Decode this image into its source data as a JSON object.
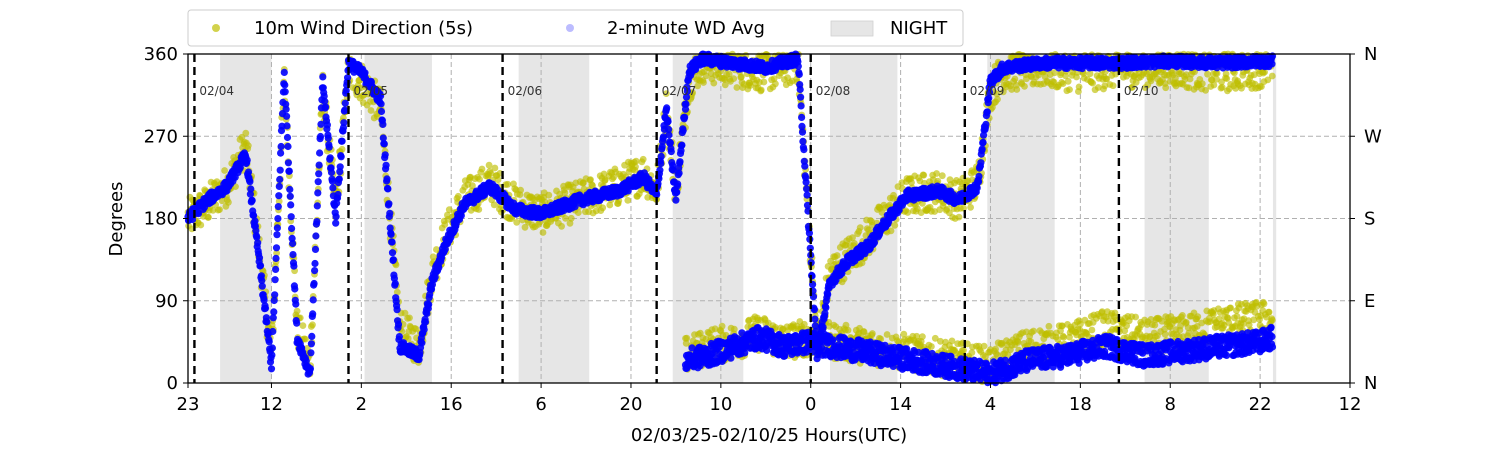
{
  "chart_data": {
    "type": "scatter",
    "title": "",
    "xlabel": "02/03/25-02/10/25  Hours(UTC)",
    "ylabel": "Degrees",
    "ylim": [
      0,
      360
    ],
    "xlim": [
      "2025-02-03 23:00",
      "2025-02-11 12:00"
    ],
    "yticks": [
      0,
      90,
      180,
      270,
      360
    ],
    "right_yticks": [
      {
        "value": 0,
        "label": "N"
      },
      {
        "value": 90,
        "label": "E"
      },
      {
        "value": 180,
        "label": "S"
      },
      {
        "value": 270,
        "label": "W"
      },
      {
        "value": 360,
        "label": "N"
      }
    ],
    "xticks": [
      {
        "time": "2025-02-03 23:00",
        "label": "23"
      },
      {
        "time": "2025-02-04 12:00",
        "label": "12"
      },
      {
        "time": "2025-02-05 02:00",
        "label": "2"
      },
      {
        "time": "2025-02-05 16:00",
        "label": "16"
      },
      {
        "time": "2025-02-06 06:00",
        "label": "6"
      },
      {
        "time": "2025-02-06 20:00",
        "label": "20"
      },
      {
        "time": "2025-02-07 10:00",
        "label": "10"
      },
      {
        "time": "2025-02-08 00:00",
        "label": "0"
      },
      {
        "time": "2025-02-08 14:00",
        "label": "14"
      },
      {
        "time": "2025-02-09 04:00",
        "label": "4"
      },
      {
        "time": "2025-02-09 18:00",
        "label": "18"
      },
      {
        "time": "2025-02-10 08:00",
        "label": "8"
      },
      {
        "time": "2025-02-10 22:00",
        "label": "22"
      },
      {
        "time": "2025-02-11 12:00",
        "label": "12"
      }
    ],
    "grid": true,
    "legend_position": "top-left, above plot",
    "legend": [
      {
        "label": "10m Wind Direction (5s)",
        "kind": "marker",
        "color": "#bfbf00"
      },
      {
        "label": "2-minute WD Avg",
        "kind": "marker",
        "color": "#6b6bff"
      },
      {
        "label": "NIGHT",
        "kind": "patch",
        "color": "#e6e6e6"
      }
    ],
    "day_markers": [
      {
        "time": "2025-02-04 00:00",
        "label": "02/04"
      },
      {
        "time": "2025-02-05 00:00",
        "label": "02/05"
      },
      {
        "time": "2025-02-06 00:00",
        "label": "02/06"
      },
      {
        "time": "2025-02-07 00:00",
        "label": "02/07"
      },
      {
        "time": "2025-02-08 00:00",
        "label": "02/08"
      },
      {
        "time": "2025-02-09 00:00",
        "label": "02/09"
      },
      {
        "time": "2025-02-10 00:00",
        "label": "02/10"
      }
    ],
    "night_periods": [
      {
        "start": "2025-02-04 04:00",
        "end": "2025-02-04 12:00"
      },
      {
        "start": "2025-02-05 02:30",
        "end": "2025-02-05 13:00"
      },
      {
        "start": "2025-02-06 02:30",
        "end": "2025-02-06 13:30"
      },
      {
        "start": "2025-02-07 02:30",
        "end": "2025-02-07 13:30"
      },
      {
        "start": "2025-02-08 03:00",
        "end": "2025-02-08 13:30"
      },
      {
        "start": "2025-02-09 03:30",
        "end": "2025-02-09 14:00"
      },
      {
        "start": "2025-02-10 04:00",
        "end": "2025-02-10 14:00"
      },
      {
        "start": "2025-02-11 00:00",
        "end": "2025-02-11 00:30"
      }
    ],
    "series": [
      {
        "name": "10m Wind Direction (5s)",
        "color": "#bfbf00",
        "spread": 22,
        "points": [
          {
            "t": "2025-02-03 23:00",
            "y": 180
          },
          {
            "t": "2025-02-04 02:00",
            "y": 195
          },
          {
            "t": "2025-02-04 05:00",
            "y": 215
          },
          {
            "t": "2025-02-04 08:00",
            "y": 260
          },
          {
            "t": "2025-02-04 10:00",
            "y": 150
          },
          {
            "t": "2025-02-04 12:00",
            "y": 30
          },
          {
            "t": "2025-02-04 14:00",
            "y": 330
          },
          {
            "t": "2025-02-04 16:00",
            "y": 60
          },
          {
            "t": "2025-02-04 18:00",
            "y": 20
          },
          {
            "t": "2025-02-04 20:00",
            "y": 320
          },
          {
            "t": "2025-02-04 22:00",
            "y": 190
          },
          {
            "t": "2025-02-05 00:00",
            "y": 340
          },
          {
            "t": "2025-02-05 02:00",
            "y": 330
          },
          {
            "t": "2025-02-05 05:00",
            "y": 300
          },
          {
            "t": "2025-02-05 08:00",
            "y": 60
          },
          {
            "t": "2025-02-05 11:00",
            "y": 40
          },
          {
            "t": "2025-02-05 13:00",
            "y": 120
          },
          {
            "t": "2025-02-05 15:00",
            "y": 160
          },
          {
            "t": "2025-02-05 18:00",
            "y": 200
          },
          {
            "t": "2025-02-05 22:00",
            "y": 220
          },
          {
            "t": "2025-02-06 02:00",
            "y": 195
          },
          {
            "t": "2025-02-06 06:00",
            "y": 185
          },
          {
            "t": "2025-02-06 12:00",
            "y": 200
          },
          {
            "t": "2025-02-06 18:00",
            "y": 215
          },
          {
            "t": "2025-02-06 22:00",
            "y": 230
          },
          {
            "t": "2025-02-07 00:00",
            "y": 210
          },
          {
            "t": "2025-02-07 01:30",
            "y": 300
          },
          {
            "t": "2025-02-07 03:00",
            "y": 210
          },
          {
            "t": "2025-02-07 05:00",
            "y": 330
          },
          {
            "t": "2025-02-07 07:00",
            "y": 350
          },
          {
            "t": "2025-02-07 12:00",
            "y": 345
          },
          {
            "t": "2025-02-07 17:00",
            "y": 340
          },
          {
            "t": "2025-02-07 22:00",
            "y": 350
          },
          {
            "t": "2025-02-08 01:00",
            "y": 40
          },
          {
            "t": "2025-02-08 03:00",
            "y": 120
          },
          {
            "t": "2025-02-08 06:00",
            "y": 140
          },
          {
            "t": "2025-02-08 09:00",
            "y": 160
          },
          {
            "t": "2025-02-08 11:00",
            "y": 175
          },
          {
            "t": "2025-02-08 15:00",
            "y": 205
          },
          {
            "t": "2025-02-08 20:00",
            "y": 210
          },
          {
            "t": "2025-02-08 23:00",
            "y": 200
          },
          {
            "t": "2025-02-09 02:00",
            "y": 220
          },
          {
            "t": "2025-02-09 04:00",
            "y": 320
          },
          {
            "t": "2025-02-09 06:00",
            "y": 340
          },
          {
            "t": "2025-02-09 12:00",
            "y": 345
          },
          {
            "t": "2025-02-09 18:00",
            "y": 340
          },
          {
            "t": "2025-02-10 00:00",
            "y": 345
          },
          {
            "t": "2025-02-10 08:00",
            "y": 345
          },
          {
            "t": "2025-02-10 16:00",
            "y": 340
          },
          {
            "t": "2025-02-10 22:00",
            "y": 345
          },
          {
            "t": "2025-02-11 00:00",
            "y": 345
          }
        ]
      },
      {
        "name": "10m Wind Direction (5s)",
        "color": "#bfbf00",
        "spread": 20,
        "points": [
          {
            "t": "2025-02-07 04:30",
            "y": 30
          },
          {
            "t": "2025-02-07 08:00",
            "y": 40
          },
          {
            "t": "2025-02-07 12:00",
            "y": 45
          },
          {
            "t": "2025-02-07 16:00",
            "y": 55
          },
          {
            "t": "2025-02-07 20:00",
            "y": 45
          },
          {
            "t": "2025-02-07 23:30",
            "y": 50
          },
          {
            "t": "2025-02-09 04:00",
            "y": 20
          },
          {
            "t": "2025-02-09 10:00",
            "y": 40
          },
          {
            "t": "2025-02-09 16:00",
            "y": 45
          },
          {
            "t": "2025-02-09 22:00",
            "y": 60
          },
          {
            "t": "2025-02-10 04:00",
            "y": 50
          },
          {
            "t": "2025-02-10 10:00",
            "y": 55
          },
          {
            "t": "2025-02-10 16:00",
            "y": 65
          },
          {
            "t": "2025-02-10 22:00",
            "y": 70
          },
          {
            "t": "2025-02-11 00:00",
            "y": 70
          }
        ]
      },
      {
        "name": "2-minute WD Avg",
        "color": "#0000ff",
        "spread": 6,
        "points": [
          {
            "t": "2025-02-03 23:00",
            "y": 180
          },
          {
            "t": "2025-02-04 02:00",
            "y": 200
          },
          {
            "t": "2025-02-04 05:00",
            "y": 215
          },
          {
            "t": "2025-02-04 08:00",
            "y": 250
          },
          {
            "t": "2025-02-04 10:00",
            "y": 140
          },
          {
            "t": "2025-02-04 12:00",
            "y": 20
          },
          {
            "t": "2025-02-04 14:00",
            "y": 340
          },
          {
            "t": "2025-02-04 16:00",
            "y": 50
          },
          {
            "t": "2025-02-04 18:00",
            "y": 10
          },
          {
            "t": "2025-02-04 20:00",
            "y": 330
          },
          {
            "t": "2025-02-04 22:00",
            "y": 180
          },
          {
            "t": "2025-02-05 00:00",
            "y": 350
          },
          {
            "t": "2025-02-05 02:00",
            "y": 340
          },
          {
            "t": "2025-02-05 05:00",
            "y": 310
          },
          {
            "t": "2025-02-05 08:00",
            "y": 40
          },
          {
            "t": "2025-02-05 11:00",
            "y": 30
          },
          {
            "t": "2025-02-05 13:00",
            "y": 110
          },
          {
            "t": "2025-02-05 15:00",
            "y": 150
          },
          {
            "t": "2025-02-05 18:00",
            "y": 195
          },
          {
            "t": "2025-02-05 22:00",
            "y": 215
          },
          {
            "t": "2025-02-06 02:00",
            "y": 190
          },
          {
            "t": "2025-02-06 06:00",
            "y": 185
          },
          {
            "t": "2025-02-06 12:00",
            "y": 200
          },
          {
            "t": "2025-02-06 18:00",
            "y": 210
          },
          {
            "t": "2025-02-06 22:00",
            "y": 225
          },
          {
            "t": "2025-02-07 00:00",
            "y": 205
          },
          {
            "t": "2025-02-07 01:30",
            "y": 300
          },
          {
            "t": "2025-02-07 03:00",
            "y": 200
          },
          {
            "t": "2025-02-07 05:00",
            "y": 340
          },
          {
            "t": "2025-02-07 07:00",
            "y": 355
          },
          {
            "t": "2025-02-07 12:00",
            "y": 350
          },
          {
            "t": "2025-02-07 17:00",
            "y": 345
          },
          {
            "t": "2025-02-07 22:00",
            "y": 355
          },
          {
            "t": "2025-02-08 01:00",
            "y": 30
          },
          {
            "t": "2025-02-08 03:00",
            "y": 110
          },
          {
            "t": "2025-02-08 06:00",
            "y": 135
          },
          {
            "t": "2025-02-08 09:00",
            "y": 150
          },
          {
            "t": "2025-02-08 11:00",
            "y": 170
          },
          {
            "t": "2025-02-08 15:00",
            "y": 205
          },
          {
            "t": "2025-02-08 20:00",
            "y": 210
          },
          {
            "t": "2025-02-08 23:00",
            "y": 200
          },
          {
            "t": "2025-02-09 02:00",
            "y": 215
          },
          {
            "t": "2025-02-09 04:00",
            "y": 330
          },
          {
            "t": "2025-02-09 06:00",
            "y": 345
          },
          {
            "t": "2025-02-09 12:00",
            "y": 350
          },
          {
            "t": "2025-02-09 18:00",
            "y": 350
          },
          {
            "t": "2025-02-10 00:00",
            "y": 350
          },
          {
            "t": "2025-02-10 08:00",
            "y": 352
          },
          {
            "t": "2025-02-10 16:00",
            "y": 350
          },
          {
            "t": "2025-02-10 22:00",
            "y": 352
          },
          {
            "t": "2025-02-11 00:00",
            "y": 352
          }
        ]
      },
      {
        "name": "2-minute WD Avg",
        "color": "#0000ff",
        "spread": 12,
        "points": [
          {
            "t": "2025-02-07 04:30",
            "y": 25
          },
          {
            "t": "2025-02-07 08:00",
            "y": 30
          },
          {
            "t": "2025-02-07 12:00",
            "y": 40
          },
          {
            "t": "2025-02-07 16:00",
            "y": 50
          },
          {
            "t": "2025-02-07 20:00",
            "y": 40
          },
          {
            "t": "2025-02-07 23:30",
            "y": 45
          },
          {
            "t": "2025-02-09 04:00",
            "y": 10
          },
          {
            "t": "2025-02-09 10:00",
            "y": 25
          },
          {
            "t": "2025-02-09 16:00",
            "y": 30
          },
          {
            "t": "2025-02-09 22:00",
            "y": 40
          },
          {
            "t": "2025-02-10 04:00",
            "y": 30
          },
          {
            "t": "2025-02-10 10:00",
            "y": 35
          },
          {
            "t": "2025-02-10 16:00",
            "y": 40
          },
          {
            "t": "2025-02-10 22:00",
            "y": 45
          },
          {
            "t": "2025-02-11 00:00",
            "y": 50
          }
        ]
      }
    ]
  }
}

_____

What to work on
Report how many lines of the data hold the string "color"; give only the number.

Answer to the exercise
7